#### Stated problem:
Reproduce the records below verbatim, from their first line through the line containing "ad-banner[interactable]: pflegekongress24 28.", with both of those lines included.

#### Dataset rows:

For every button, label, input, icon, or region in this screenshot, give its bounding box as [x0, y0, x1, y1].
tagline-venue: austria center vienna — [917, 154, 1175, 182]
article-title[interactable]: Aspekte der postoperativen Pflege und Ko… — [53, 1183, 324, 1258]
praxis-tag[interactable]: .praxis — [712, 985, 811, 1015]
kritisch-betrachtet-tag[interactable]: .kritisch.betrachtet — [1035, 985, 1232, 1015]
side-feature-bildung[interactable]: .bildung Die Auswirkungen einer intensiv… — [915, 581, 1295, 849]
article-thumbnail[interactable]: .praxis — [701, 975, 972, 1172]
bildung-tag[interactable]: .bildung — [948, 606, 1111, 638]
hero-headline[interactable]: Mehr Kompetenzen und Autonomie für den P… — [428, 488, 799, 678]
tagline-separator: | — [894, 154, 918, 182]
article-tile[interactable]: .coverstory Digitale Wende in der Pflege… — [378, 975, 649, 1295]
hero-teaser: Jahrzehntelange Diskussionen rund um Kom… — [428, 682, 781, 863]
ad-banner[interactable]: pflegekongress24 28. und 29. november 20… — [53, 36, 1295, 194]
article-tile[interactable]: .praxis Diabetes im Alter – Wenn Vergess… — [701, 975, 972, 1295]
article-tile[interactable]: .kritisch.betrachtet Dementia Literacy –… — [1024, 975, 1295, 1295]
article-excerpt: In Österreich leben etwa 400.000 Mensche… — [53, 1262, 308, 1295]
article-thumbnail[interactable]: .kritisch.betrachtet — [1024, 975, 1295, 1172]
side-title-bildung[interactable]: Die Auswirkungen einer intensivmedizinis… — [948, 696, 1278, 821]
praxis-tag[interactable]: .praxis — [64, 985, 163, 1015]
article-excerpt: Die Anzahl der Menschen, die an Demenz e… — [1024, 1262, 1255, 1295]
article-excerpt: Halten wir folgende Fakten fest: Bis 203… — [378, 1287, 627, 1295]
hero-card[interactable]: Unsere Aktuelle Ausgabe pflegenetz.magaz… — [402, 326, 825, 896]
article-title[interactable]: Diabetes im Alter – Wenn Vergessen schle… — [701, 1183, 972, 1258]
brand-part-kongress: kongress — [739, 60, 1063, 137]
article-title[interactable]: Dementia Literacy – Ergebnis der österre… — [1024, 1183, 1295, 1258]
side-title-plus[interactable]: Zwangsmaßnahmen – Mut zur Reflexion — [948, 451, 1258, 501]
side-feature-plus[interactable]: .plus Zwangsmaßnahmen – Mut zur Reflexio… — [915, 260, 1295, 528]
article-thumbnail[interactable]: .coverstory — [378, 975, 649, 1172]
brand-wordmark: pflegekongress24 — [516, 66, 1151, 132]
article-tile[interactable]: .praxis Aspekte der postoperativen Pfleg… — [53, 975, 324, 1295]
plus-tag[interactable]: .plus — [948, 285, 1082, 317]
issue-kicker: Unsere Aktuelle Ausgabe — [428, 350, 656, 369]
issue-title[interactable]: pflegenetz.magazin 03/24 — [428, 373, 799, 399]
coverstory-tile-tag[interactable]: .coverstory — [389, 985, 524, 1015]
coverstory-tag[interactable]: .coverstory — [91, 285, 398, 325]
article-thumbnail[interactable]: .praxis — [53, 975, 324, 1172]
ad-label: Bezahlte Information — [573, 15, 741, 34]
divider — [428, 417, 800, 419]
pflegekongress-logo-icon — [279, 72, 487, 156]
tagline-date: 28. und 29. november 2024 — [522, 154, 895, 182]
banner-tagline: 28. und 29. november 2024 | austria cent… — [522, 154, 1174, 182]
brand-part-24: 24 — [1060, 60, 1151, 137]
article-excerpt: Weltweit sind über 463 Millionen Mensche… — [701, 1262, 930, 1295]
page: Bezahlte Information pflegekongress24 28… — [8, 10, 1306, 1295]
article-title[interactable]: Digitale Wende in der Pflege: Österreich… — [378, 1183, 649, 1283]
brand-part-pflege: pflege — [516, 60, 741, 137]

#### Result:
For every button, label, input, icon, or region in this screenshot, give its bounding box as [x0, y0, x1, y1].
tagline-venue: austria center vienna — [917, 154, 1175, 182]
article-title[interactable]: Aspekte der postoperativen Pflege und Ko… — [53, 1183, 324, 1258]
praxis-tag[interactable]: .praxis — [712, 985, 811, 1015]
kritisch-betrachtet-tag[interactable]: .kritisch.betrachtet — [1035, 985, 1232, 1015]
side-feature-bildung[interactable]: .bildung Die Auswirkungen einer intensiv… — [915, 581, 1295, 849]
article-thumbnail[interactable]: .praxis — [701, 975, 972, 1172]
bildung-tag[interactable]: .bildung — [948, 606, 1111, 638]
hero-headline[interactable]: Mehr Kompetenzen und Autonomie für den P… — [428, 488, 799, 678]
tagline-separator: | — [894, 154, 918, 182]
article-tile[interactable]: .coverstory Digitale Wende in der Pflege… — [378, 975, 649, 1295]
hero-teaser: Jahrzehntelange Diskussionen rund um Kom… — [428, 682, 781, 863]
ad-banner[interactable]: pflegekongress24 28. und 29. november 20… — [53, 36, 1295, 194]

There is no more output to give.